◆ Task details:
Copy each line below in which the word "портала" occurs.

◆ Extracted records:

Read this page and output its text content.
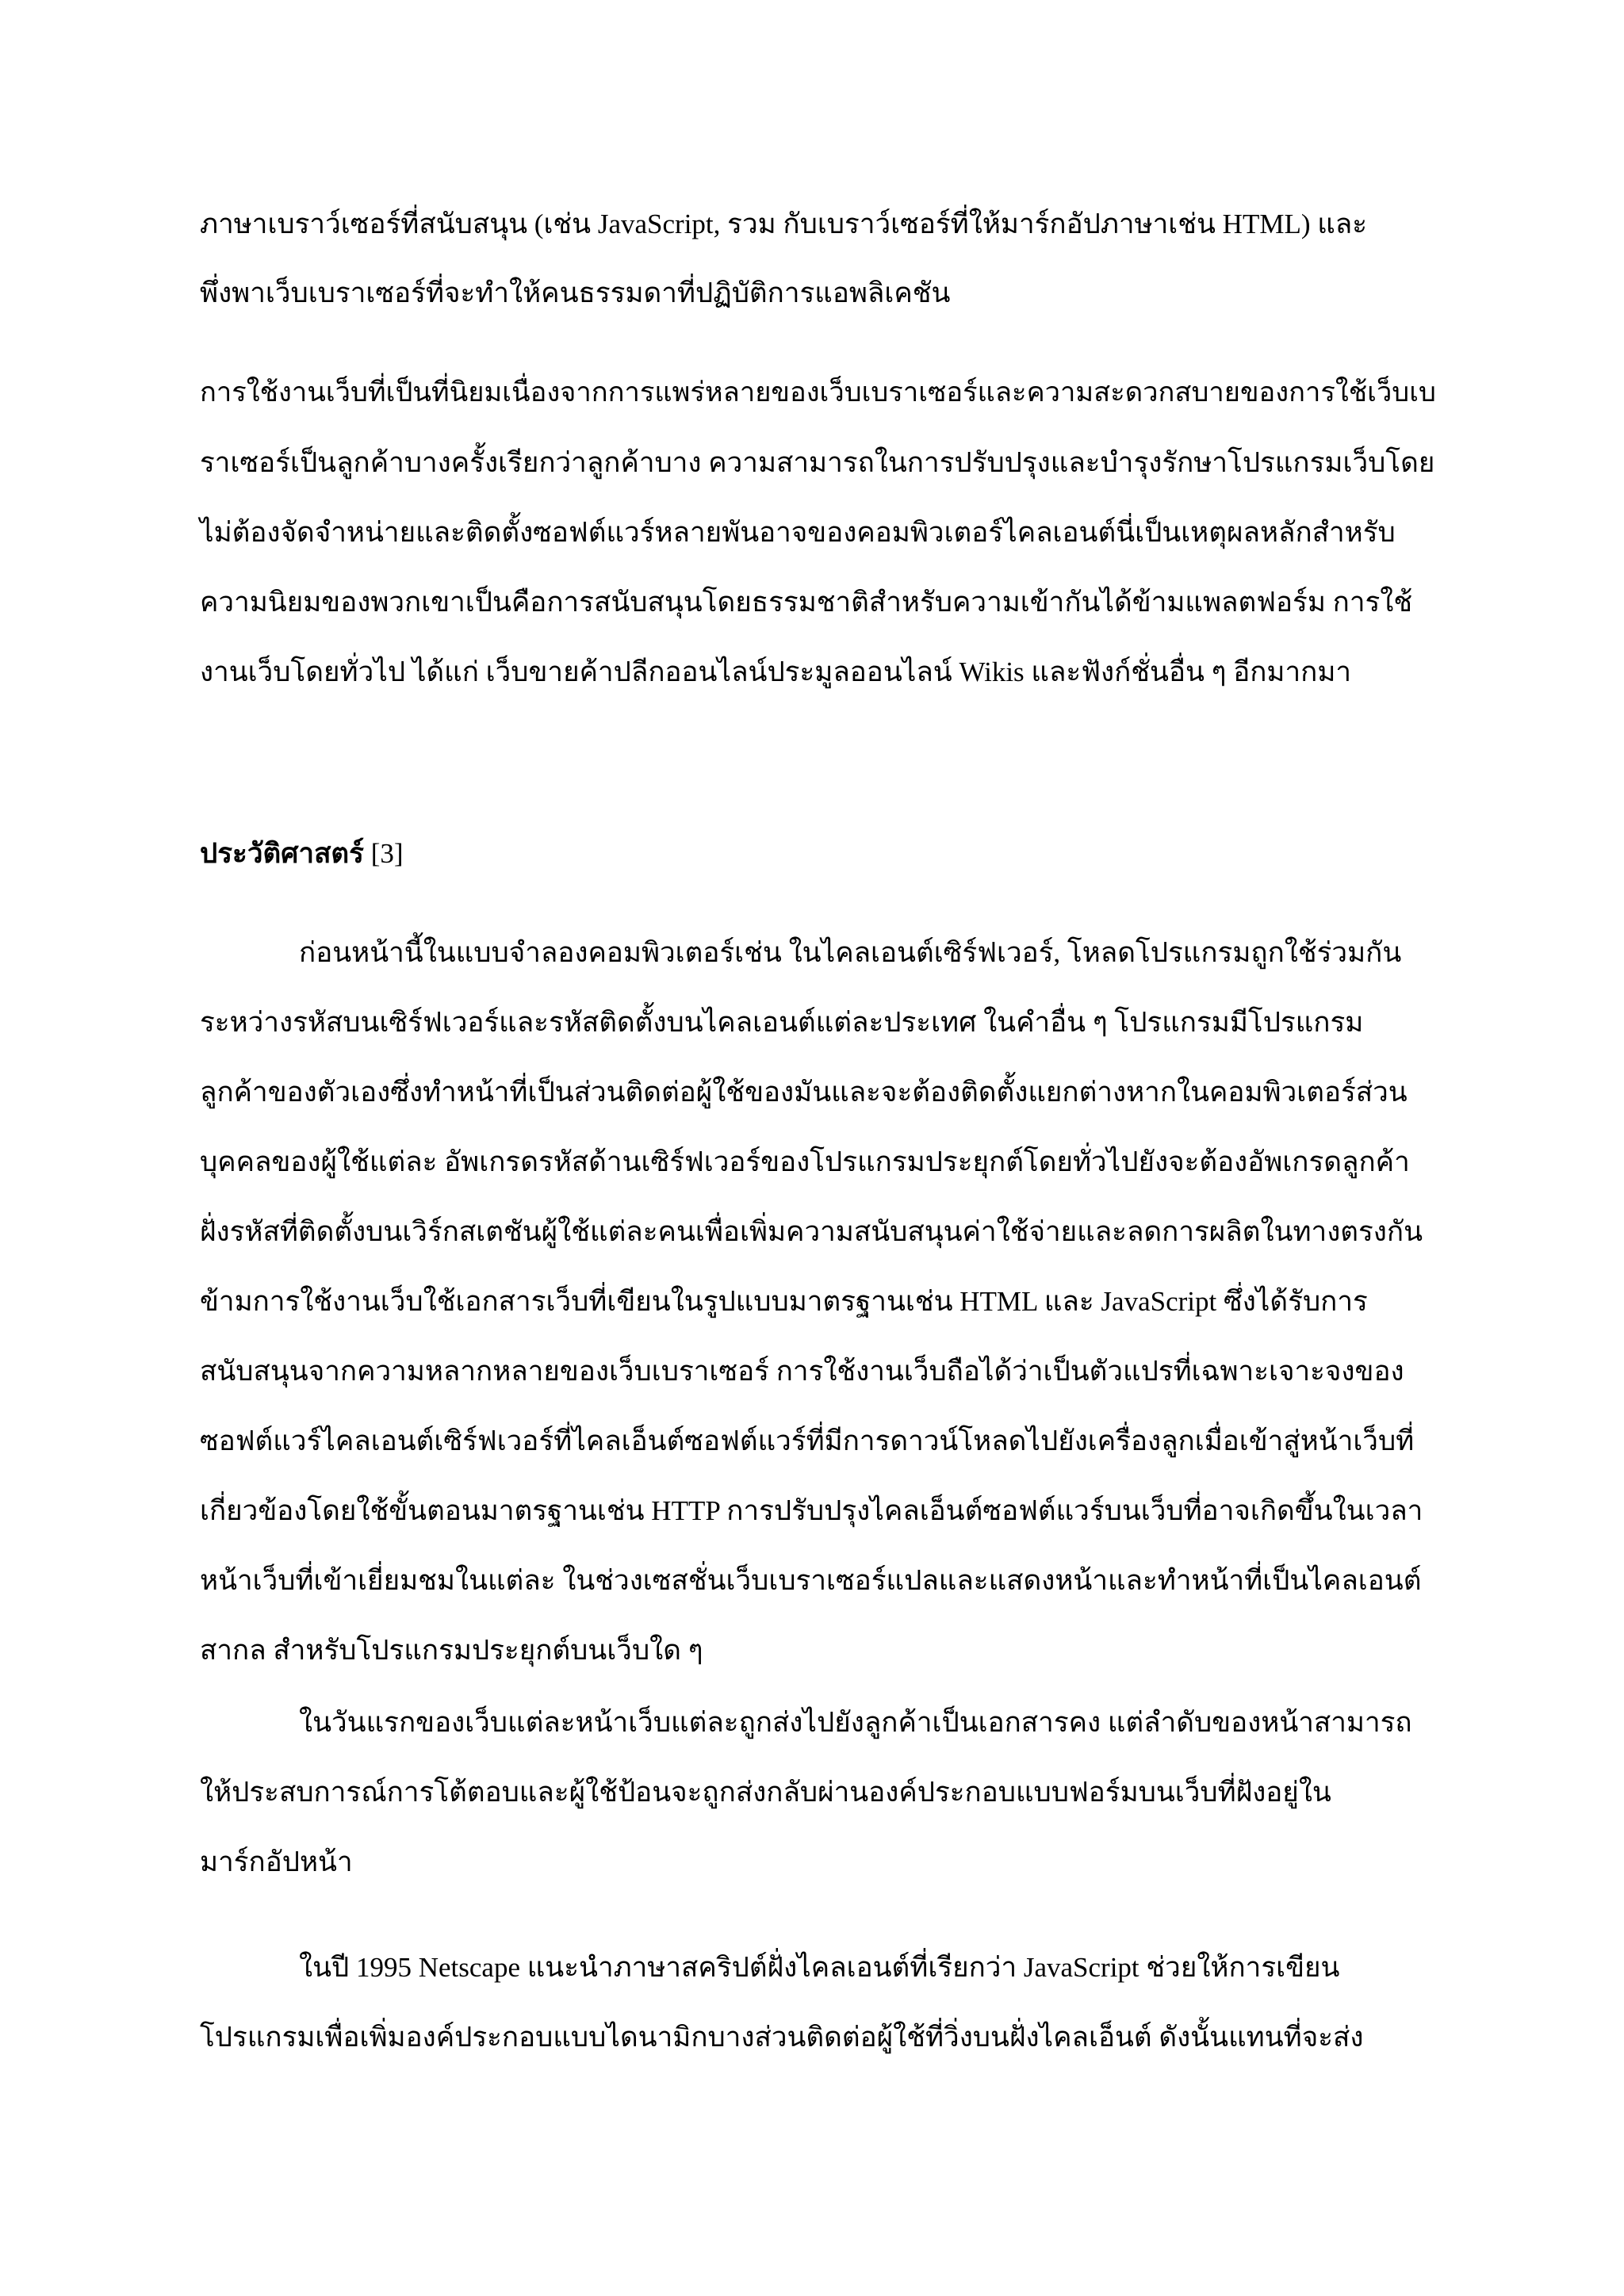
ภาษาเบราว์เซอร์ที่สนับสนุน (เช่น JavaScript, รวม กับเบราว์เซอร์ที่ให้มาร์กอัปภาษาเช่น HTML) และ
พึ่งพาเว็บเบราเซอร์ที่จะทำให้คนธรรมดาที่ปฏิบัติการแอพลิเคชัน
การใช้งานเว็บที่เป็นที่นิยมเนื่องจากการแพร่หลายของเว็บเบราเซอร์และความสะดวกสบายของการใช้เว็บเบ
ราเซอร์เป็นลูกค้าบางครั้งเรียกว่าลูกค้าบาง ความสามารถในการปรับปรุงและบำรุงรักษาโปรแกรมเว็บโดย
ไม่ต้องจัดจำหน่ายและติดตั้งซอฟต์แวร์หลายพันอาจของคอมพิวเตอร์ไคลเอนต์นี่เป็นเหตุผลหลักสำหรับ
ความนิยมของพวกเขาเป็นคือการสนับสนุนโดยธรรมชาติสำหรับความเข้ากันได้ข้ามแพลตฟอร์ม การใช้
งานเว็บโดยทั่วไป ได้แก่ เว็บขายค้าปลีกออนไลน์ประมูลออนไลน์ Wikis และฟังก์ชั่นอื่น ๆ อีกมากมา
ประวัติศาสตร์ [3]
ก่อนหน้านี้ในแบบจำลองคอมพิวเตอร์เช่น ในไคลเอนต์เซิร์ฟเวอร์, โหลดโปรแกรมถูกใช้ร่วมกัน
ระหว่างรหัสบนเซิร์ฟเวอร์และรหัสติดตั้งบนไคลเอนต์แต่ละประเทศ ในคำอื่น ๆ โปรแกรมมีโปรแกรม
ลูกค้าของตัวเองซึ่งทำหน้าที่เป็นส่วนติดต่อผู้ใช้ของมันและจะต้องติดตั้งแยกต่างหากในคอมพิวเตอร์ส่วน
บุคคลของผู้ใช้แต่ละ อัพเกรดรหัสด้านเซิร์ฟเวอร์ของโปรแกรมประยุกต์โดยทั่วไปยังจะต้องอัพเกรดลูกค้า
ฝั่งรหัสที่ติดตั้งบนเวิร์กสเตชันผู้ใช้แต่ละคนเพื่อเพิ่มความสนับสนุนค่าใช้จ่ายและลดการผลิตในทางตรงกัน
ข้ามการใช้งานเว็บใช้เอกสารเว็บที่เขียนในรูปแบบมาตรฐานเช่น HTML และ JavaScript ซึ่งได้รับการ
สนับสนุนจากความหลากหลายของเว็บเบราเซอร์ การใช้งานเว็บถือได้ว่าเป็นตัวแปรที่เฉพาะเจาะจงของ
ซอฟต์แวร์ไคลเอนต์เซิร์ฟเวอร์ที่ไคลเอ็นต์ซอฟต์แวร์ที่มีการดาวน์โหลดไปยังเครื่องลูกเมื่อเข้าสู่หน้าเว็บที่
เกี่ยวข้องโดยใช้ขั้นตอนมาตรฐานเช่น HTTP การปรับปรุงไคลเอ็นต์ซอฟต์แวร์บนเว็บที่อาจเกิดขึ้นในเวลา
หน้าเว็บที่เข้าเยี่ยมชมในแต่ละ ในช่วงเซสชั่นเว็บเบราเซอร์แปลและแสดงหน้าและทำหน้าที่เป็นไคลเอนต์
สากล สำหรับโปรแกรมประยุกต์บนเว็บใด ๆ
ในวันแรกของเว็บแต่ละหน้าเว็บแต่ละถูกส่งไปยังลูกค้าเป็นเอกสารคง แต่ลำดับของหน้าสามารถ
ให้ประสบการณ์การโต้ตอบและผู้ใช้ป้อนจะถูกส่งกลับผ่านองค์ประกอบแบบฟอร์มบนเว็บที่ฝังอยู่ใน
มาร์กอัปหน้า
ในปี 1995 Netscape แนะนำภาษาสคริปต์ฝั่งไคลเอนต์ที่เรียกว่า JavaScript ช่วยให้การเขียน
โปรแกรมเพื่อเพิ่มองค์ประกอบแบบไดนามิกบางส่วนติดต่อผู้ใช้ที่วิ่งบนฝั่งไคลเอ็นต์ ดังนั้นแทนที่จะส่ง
...
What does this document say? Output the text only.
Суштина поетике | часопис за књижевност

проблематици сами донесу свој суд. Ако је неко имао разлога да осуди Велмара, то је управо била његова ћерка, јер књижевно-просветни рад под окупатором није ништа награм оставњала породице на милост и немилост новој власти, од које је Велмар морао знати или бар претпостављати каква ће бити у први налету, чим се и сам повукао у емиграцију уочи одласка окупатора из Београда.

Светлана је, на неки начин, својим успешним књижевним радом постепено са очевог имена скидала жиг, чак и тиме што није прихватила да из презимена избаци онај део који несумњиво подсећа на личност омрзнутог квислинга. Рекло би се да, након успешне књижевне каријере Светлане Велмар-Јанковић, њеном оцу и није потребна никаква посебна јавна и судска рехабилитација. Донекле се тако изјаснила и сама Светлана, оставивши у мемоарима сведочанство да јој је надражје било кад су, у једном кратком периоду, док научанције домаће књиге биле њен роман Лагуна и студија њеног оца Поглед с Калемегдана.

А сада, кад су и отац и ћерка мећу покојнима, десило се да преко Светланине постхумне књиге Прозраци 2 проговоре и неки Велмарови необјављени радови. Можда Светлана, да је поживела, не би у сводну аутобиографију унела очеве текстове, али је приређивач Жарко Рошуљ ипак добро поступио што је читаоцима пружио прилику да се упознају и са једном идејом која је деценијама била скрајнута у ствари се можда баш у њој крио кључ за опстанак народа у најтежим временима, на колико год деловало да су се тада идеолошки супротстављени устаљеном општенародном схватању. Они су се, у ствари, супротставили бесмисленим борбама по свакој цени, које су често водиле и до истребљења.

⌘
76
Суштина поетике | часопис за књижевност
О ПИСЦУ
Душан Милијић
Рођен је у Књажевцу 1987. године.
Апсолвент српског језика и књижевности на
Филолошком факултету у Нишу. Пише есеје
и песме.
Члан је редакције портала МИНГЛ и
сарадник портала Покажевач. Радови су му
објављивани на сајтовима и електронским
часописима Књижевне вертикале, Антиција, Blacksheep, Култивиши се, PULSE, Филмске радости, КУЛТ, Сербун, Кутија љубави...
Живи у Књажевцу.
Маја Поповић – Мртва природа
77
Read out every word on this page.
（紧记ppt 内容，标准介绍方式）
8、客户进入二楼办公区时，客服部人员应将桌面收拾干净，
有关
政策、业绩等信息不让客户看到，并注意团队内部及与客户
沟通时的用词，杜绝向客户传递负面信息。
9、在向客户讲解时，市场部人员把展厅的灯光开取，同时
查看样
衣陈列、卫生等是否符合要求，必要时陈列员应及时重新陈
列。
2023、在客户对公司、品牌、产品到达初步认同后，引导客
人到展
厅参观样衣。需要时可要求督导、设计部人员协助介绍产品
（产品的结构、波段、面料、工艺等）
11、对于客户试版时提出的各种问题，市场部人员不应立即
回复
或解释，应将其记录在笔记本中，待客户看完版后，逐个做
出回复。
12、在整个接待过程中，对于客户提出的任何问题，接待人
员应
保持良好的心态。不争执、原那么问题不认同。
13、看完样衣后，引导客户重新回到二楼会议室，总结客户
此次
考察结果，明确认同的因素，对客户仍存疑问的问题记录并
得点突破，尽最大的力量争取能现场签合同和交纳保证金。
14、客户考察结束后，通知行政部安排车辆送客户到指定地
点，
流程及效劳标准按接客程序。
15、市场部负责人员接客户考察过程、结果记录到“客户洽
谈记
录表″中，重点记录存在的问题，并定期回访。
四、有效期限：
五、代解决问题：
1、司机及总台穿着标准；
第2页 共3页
--
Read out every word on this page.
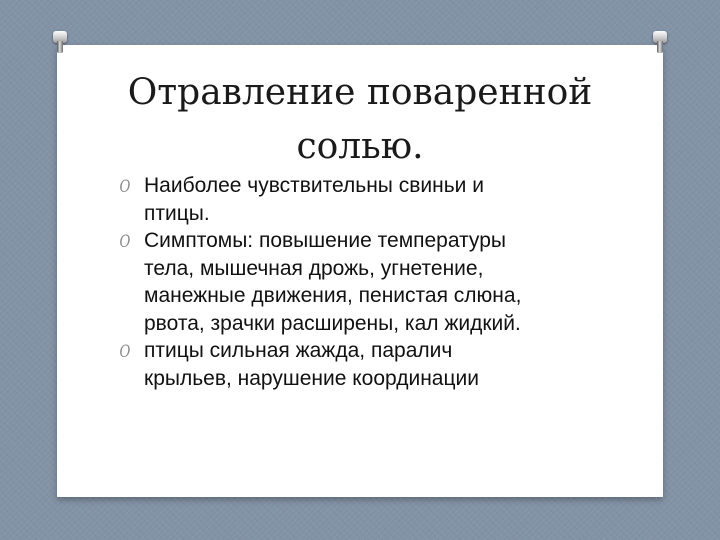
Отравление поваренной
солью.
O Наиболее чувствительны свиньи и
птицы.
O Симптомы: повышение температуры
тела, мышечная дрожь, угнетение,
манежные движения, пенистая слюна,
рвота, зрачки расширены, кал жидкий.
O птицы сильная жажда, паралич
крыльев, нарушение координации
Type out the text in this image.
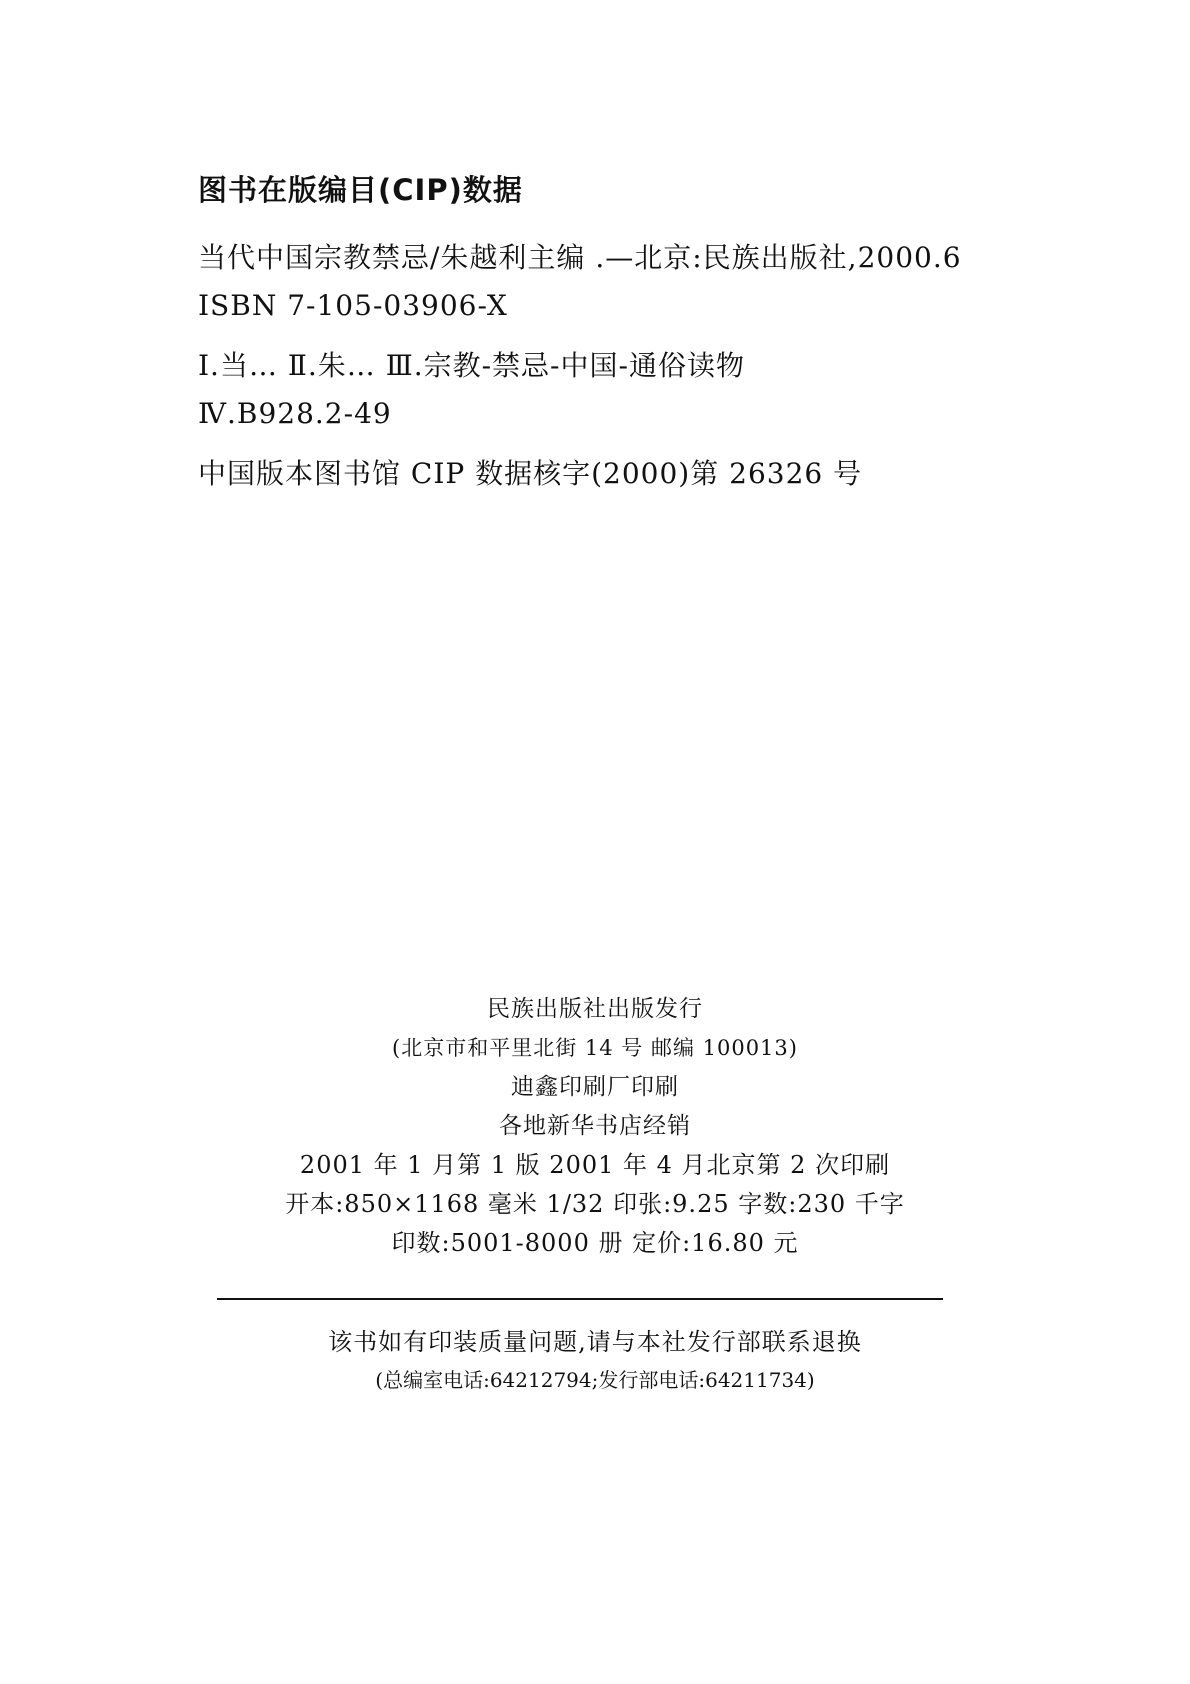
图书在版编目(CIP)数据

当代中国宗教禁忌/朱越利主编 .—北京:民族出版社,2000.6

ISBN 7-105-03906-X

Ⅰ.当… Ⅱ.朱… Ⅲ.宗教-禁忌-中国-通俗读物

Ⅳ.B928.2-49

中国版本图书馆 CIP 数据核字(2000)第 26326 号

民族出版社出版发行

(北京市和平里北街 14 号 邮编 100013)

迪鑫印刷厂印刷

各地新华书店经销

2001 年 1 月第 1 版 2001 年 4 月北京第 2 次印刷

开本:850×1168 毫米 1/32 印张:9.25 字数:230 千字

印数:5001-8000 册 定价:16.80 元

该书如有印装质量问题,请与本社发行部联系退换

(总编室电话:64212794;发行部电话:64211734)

◆ The response:
Члан је редакције портала МИНГЛ и
сарадник портала Покажевач. Радови су му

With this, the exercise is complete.